WHAT IS REQUIRED: Return the records in full, exactly as given.

--- BEGIN DATA SUPPLIED ---

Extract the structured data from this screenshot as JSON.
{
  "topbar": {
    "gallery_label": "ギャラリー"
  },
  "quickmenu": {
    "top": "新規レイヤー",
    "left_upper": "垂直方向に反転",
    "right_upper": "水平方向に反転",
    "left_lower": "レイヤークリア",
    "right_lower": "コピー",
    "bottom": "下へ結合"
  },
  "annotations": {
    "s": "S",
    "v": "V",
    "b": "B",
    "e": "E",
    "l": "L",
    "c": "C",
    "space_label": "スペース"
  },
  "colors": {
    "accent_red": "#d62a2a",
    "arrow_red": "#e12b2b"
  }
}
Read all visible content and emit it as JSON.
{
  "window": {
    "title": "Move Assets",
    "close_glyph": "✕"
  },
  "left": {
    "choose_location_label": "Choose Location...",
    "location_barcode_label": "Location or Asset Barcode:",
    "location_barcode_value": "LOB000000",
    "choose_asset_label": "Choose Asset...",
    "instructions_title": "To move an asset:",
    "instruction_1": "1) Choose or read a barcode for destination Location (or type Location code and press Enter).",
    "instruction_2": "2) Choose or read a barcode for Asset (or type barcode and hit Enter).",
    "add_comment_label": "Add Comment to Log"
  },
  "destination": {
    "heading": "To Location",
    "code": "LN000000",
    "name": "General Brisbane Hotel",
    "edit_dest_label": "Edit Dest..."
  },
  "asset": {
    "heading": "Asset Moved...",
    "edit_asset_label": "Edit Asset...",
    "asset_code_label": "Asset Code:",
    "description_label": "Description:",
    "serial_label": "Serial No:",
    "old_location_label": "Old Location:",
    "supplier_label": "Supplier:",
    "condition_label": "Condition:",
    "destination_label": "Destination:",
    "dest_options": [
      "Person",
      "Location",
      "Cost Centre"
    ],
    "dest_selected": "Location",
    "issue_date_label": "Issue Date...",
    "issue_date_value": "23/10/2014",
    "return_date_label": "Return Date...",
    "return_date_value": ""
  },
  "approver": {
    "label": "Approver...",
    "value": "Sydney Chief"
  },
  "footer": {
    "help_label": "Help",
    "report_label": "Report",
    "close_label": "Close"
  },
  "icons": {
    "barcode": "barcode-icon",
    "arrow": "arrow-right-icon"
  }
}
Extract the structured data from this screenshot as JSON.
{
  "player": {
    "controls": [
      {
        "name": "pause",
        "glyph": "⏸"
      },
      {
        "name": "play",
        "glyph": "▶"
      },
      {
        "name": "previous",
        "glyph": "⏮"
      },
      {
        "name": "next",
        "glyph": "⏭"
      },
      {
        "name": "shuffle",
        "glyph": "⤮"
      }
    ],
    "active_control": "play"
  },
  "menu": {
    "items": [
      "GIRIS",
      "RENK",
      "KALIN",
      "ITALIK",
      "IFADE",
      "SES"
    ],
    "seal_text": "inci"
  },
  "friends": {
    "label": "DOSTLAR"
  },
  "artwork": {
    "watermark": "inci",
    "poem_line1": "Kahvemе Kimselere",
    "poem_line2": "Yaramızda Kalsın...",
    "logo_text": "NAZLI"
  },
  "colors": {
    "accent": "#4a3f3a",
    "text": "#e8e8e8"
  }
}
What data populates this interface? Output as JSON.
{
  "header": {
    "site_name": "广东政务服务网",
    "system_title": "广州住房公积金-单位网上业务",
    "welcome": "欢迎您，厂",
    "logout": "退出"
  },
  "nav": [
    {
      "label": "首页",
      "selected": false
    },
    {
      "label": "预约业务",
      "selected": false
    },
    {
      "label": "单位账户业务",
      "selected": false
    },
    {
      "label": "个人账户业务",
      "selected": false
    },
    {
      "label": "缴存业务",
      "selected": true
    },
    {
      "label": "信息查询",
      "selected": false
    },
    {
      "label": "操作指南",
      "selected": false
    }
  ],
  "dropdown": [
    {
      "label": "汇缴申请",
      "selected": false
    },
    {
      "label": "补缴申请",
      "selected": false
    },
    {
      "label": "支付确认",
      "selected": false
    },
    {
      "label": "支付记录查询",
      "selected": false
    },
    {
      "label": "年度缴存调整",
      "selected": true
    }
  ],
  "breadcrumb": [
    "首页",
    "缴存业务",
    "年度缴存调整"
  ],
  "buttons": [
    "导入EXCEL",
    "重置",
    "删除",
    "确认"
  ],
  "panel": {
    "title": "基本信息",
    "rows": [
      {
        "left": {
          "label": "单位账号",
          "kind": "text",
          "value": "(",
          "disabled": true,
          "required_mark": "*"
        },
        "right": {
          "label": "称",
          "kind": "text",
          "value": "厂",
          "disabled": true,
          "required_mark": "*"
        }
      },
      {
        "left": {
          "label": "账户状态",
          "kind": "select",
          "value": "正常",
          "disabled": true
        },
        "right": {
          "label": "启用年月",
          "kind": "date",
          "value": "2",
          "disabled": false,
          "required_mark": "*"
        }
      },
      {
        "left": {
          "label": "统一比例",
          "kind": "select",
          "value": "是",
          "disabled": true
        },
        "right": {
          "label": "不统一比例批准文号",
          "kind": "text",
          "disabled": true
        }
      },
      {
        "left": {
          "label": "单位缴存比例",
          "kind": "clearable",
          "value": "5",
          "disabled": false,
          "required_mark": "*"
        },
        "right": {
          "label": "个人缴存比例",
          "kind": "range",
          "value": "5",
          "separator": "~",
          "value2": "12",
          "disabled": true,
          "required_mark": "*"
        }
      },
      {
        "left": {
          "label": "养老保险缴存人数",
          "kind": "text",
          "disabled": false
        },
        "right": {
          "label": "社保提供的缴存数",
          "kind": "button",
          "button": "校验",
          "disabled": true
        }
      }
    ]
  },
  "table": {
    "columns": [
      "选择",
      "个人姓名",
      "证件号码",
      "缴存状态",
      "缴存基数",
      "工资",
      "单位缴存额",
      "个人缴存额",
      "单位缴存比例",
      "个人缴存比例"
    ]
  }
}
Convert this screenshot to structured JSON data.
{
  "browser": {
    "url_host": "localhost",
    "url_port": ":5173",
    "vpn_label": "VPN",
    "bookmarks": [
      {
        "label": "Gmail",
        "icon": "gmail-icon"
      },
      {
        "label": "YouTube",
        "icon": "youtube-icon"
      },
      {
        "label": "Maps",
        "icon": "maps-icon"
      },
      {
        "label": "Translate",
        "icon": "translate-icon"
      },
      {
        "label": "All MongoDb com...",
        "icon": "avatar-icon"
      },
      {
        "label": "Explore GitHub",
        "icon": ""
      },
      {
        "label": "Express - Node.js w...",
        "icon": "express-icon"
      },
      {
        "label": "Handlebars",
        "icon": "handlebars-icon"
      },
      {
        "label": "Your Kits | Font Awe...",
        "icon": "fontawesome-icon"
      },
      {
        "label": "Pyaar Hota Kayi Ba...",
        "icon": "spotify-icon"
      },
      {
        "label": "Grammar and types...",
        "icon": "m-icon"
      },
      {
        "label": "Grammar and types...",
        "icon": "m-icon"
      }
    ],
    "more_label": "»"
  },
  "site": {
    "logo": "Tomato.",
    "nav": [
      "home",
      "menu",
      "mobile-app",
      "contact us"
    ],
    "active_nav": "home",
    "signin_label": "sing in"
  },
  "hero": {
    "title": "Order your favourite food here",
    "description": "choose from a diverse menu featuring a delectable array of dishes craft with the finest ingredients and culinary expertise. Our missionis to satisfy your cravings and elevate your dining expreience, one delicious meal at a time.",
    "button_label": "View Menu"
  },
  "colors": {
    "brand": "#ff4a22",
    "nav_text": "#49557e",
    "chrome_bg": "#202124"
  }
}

--- END DATA SUPPLIED ---

FINISHED EXERCISE:
Extract the structured data from this screenshot as JSON.
{
  "topbar": {
    "gallery_label": "ギャラリー"
  },
  "quickmenu": {
    "top": "新規レイヤー",
    "left_upper": "垂直方向に反転",
    "right_upper": "水平方向に反転",
    "left_lower": "レイヤークリア",
    "right_lower": "コピー",
    "bottom": "下へ結合"
  },
  "annotations": {
    "s": "S",
    "v": "V",
    "b": "B",
    "e": "E",
    "l": "L",
    "c": "C",
    "space_label": "スペース"
  },
  "colors": {
    "accent_red": "#d62a2a",
    "arrow_red": "#e12b2b"
  }
}
Read all visible content and emit it as JSON.
{
  "window": {
    "title": "Move Assets",
    "close_glyph": "✕"
  },
  "left": {
    "choose_location_label": "Choose Location...",
    "location_barcode_label": "Location or Asset Barcode:",
    "location_barcode_value": "LOB000000",
    "choose_asset_label": "Choose Asset...",
    "instructions_title": "To move an asset:",
    "instruction_1": "1) Choose or read a barcode for destination Location (or type Location code and press Enter).",
    "instruction_2": "2) Choose or read a barcode for Asset (or type barcode and hit Enter).",
    "add_comment_label": "Add Comment to Log"
  },
  "destination": {
    "heading": "To Location",
    "code": "LN000000",
    "name": "General Brisbane Hotel",
    "edit_dest_label": "Edit Dest..."
  },
  "asset": {
    "heading": "Asset Moved...",
    "edit_asset_label": "Edit Asset...",
    "asset_code_label": "Asset Code:",
    "description_label": "Description:",
    "serial_label": "Serial No:",
    "old_location_label": "Old Location:",
    "supplier_label": "Supplier:",
    "condition_label": "Condition:",
    "destination_label": "Destination:",
    "dest_options": [
      "Person",
      "Location",
      "Cost Centre"
    ],
    "dest_selected": "Location",
    "issue_date_label": "Issue Date...",
    "issue_date_value": "23/10/2014",
    "return_date_label": "Return Date...",
    "return_date_value": ""
  },
  "approver": {
    "label": "Approver...",
    "value": "Sydney Chief"
  },
  "footer": {
    "help_label": "Help",
    "report_label": "Report",
    "close_label": "Close"
  },
  "icons": {
    "barcode": "barcode-icon",
    "arrow": "arrow-right-icon"
  }
}
Extract the structured data from this screenshot as JSON.
{
  "player": {
    "controls": [
      {
        "name": "pause",
        "glyph": "⏸"
      },
      {
        "name": "play",
        "glyph": "▶"
      },
      {
        "name": "previous",
        "glyph": "⏮"
      },
      {
        "name": "next",
        "glyph": "⏭"
      },
      {
        "name": "shuffle",
        "glyph": "⤮"
      }
    ],
    "active_control": "play"
  },
  "menu": {
    "items": [
      "GIRIS",
      "RENK",
      "KALIN",
      "ITALIK",
      "IFADE",
      "SES"
    ],
    "seal_text": "inci"
  },
  "friends": {
    "label": "DOSTLAR"
  },
  "artwork": {
    "watermark": "inci",
    "poem_line1": "Kahvemе Kimselere",
    "poem_line2": "Yaramızda Kalsın...",
    "logo_text": "NAZLI"
  },
  "colors": {
    "accent": "#4a3f3a",
    "text": "#e8e8e8"
  }
}
What data populates this interface? Output as JSON.
{
  "header": {
    "site_name": "广东政务服务网",
    "system_title": "广州住房公积金-单位网上业务",
    "welcome": "欢迎您，厂",
    "logout": "退出"
  },
  "nav": [
    {
      "label": "首页",
      "selected": false
    },
    {
      "label": "预约业务",
      "selected": false
    },
    {
      "label": "单位账户业务",
      "selected": false
    },
    {
      "label": "个人账户业务",
      "selected": false
    },
    {
      "label": "缴存业务",
      "selected": true
    },
    {
      "label": "信息查询",
      "selected": false
    },
    {
      "label": "操作指南",
      "selected": false
    }
  ],
  "dropdown": [
    {
      "label": "汇缴申请",
      "selected": false
    },
    {
      "label": "补缴申请",
      "selected": false
    },
    {
      "label": "支付确认",
      "selected": false
    },
    {
      "label": "支付记录查询",
      "selected": false
    },
    {
      "label": "年度缴存调整",
      "selected": true
    }
  ],
  "breadcrumb": [
    "首页",
    "缴存业务",
    "年度缴存调整"
  ],
  "buttons": [
    "导入EXCEL",
    "重置",
    "删除",
    "确认"
  ],
  "panel": {
    "title": "基本信息",
    "rows": [
      {
        "left": {
          "label": "单位账号",
          "kind": "text",
          "value": "(",
          "disabled": true,
          "required_mark": "*"
        },
        "right": {
          "label": "称",
          "kind": "text",
          "value": "厂",
          "disabled": true,
          "required_mark": "*"
        }
      },
      {
        "left": {
          "label": "账户状态",
          "kind": "select",
          "value": "正常",
          "disabled": true
        },
        "right": {
          "label": "启用年月",
          "kind": "date",
          "value": "2",
          "disabled": false,
          "required_mark": "*"
        }
      },
      {
        "left": {
          "label": "统一比例",
          "kind": "select",
          "value": "是",
          "disabled": true
        },
        "right": {
          "label": "不统一比例批准文号",
          "kind": "text",
          "disabled": true
        }
      },
      {
        "left": {
          "label": "单位缴存比例",
          "kind": "clearable",
          "value": "5",
          "disabled": false,
          "required_mark": "*"
        },
        "right": {
          "label": "个人缴存比例",
          "kind": "range",
          "value": "5",
          "separator": "~",
          "value2": "12",
          "disabled": true,
          "required_mark": "*"
        }
      },
      {
        "left": {
          "label": "养老保险缴存人数",
          "kind": "text",
          "disabled": false
        },
        "right": {
          "label": "社保提供的缴存数",
          "kind": "button",
          "button": "校验",
          "disabled": true
        }
      }
    ]
  },
  "table": {
    "columns": [
      "选择",
      "个人姓名",
      "证件号码",
      "缴存状态",
      "缴存基数",
      "工资",
      "单位缴存额",
      "个人缴存额",
      "单位缴存比例",
      "个人缴存比例"
    ]
  }
}
Convert this screenshot to structured JSON data.
{
  "browser": {
    "url_host": "localhost",
    "url_port": ":5173",
    "vpn_label": "VPN",
    "bookmarks": [
      {
        "label": "Gmail",
        "icon": "gmail-icon"
      },
      {
        "label": "YouTube",
        "icon": "youtube-icon"
      },
      {
        "label": "Maps",
        "icon": "maps-icon"
      },
      {
        "label": "Translate",
        "icon": "translate-icon"
      },
      {
        "label": "All MongoDb com...",
        "icon": "avatar-icon"
      },
      {
        "label": "Explore GitHub",
        "icon": ""
      },
      {
        "label": "Express - Node.js w...",
        "icon": "express-icon"
      },
      {
        "label": "Handlebars",
        "icon": "handlebars-icon"
      },
      {
        "label": "Your Kits | Font Awe...",
        "icon": "fontawesome-icon"
      },
      {
        "label": "Pyaar Hota Kayi Ba...",
        "icon": "spotify-icon"
      },
      {
        "label": "Grammar and types...",
        "icon": "m-icon"
      },
      {
        "label": "Grammar and types...",
        "icon": "m-icon"
      }
    ],
    "more_label": "»"
  },
  "site": {
    "logo": "Tomato.",
    "nav": [
      "home",
      "menu",
      "mobile-app",
      "contact us"
    ],
    "active_nav": "home",
    "signin_label": "sing in"
  },
  "hero": {
    "title": "Order your favourite food here",
    "description": "choose from a diverse menu featuring a delectable array of dishes craft with the finest ingredients and culinary expertise. Our missionis to satisfy your cravings and elevate your dining expreience, one delicious meal at a time.",
    "button_label": "View Menu"
  },
  "colors": {
    "brand": "#ff4a22",
    "nav_text": "#49557e",
    "chrome_bg": "#202124"
  }
}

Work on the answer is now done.